Locate every line in the records below that holds the word "JSON" and return each one.
--- --- ---
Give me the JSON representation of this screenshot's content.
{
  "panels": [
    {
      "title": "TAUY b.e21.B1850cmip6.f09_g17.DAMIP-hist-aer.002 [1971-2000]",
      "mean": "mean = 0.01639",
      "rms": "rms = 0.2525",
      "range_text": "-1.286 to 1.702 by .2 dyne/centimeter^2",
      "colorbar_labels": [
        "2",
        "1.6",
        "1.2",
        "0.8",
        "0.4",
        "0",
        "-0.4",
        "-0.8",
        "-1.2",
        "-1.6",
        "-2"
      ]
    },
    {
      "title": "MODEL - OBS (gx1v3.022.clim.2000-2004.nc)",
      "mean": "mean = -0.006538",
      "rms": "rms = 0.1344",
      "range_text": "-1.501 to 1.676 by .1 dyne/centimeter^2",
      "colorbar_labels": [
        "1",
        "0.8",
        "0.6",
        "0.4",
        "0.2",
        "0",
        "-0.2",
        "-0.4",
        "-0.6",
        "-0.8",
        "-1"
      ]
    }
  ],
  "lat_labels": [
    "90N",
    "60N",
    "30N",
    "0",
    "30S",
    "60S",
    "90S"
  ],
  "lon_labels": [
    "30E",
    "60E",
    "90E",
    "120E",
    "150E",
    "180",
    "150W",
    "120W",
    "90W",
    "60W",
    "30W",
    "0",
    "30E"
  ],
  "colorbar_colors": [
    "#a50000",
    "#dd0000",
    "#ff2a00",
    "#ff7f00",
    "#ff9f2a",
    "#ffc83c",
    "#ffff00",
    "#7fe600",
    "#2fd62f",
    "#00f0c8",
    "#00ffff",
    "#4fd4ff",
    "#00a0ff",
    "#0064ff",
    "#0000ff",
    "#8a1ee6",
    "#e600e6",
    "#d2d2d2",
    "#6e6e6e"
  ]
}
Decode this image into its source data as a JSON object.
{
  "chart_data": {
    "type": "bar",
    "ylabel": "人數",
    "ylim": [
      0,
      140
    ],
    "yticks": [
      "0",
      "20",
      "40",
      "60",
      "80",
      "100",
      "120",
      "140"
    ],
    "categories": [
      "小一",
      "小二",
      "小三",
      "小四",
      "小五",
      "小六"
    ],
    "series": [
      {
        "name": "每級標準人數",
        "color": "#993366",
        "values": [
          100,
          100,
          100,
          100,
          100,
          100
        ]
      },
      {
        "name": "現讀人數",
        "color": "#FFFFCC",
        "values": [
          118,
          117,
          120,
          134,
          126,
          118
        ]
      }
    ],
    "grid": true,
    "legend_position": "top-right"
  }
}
--- --- ---
> [Correct result]:
Give me the JSON representation of this screenshot's content.
Decode this image into its source data as a JSON object.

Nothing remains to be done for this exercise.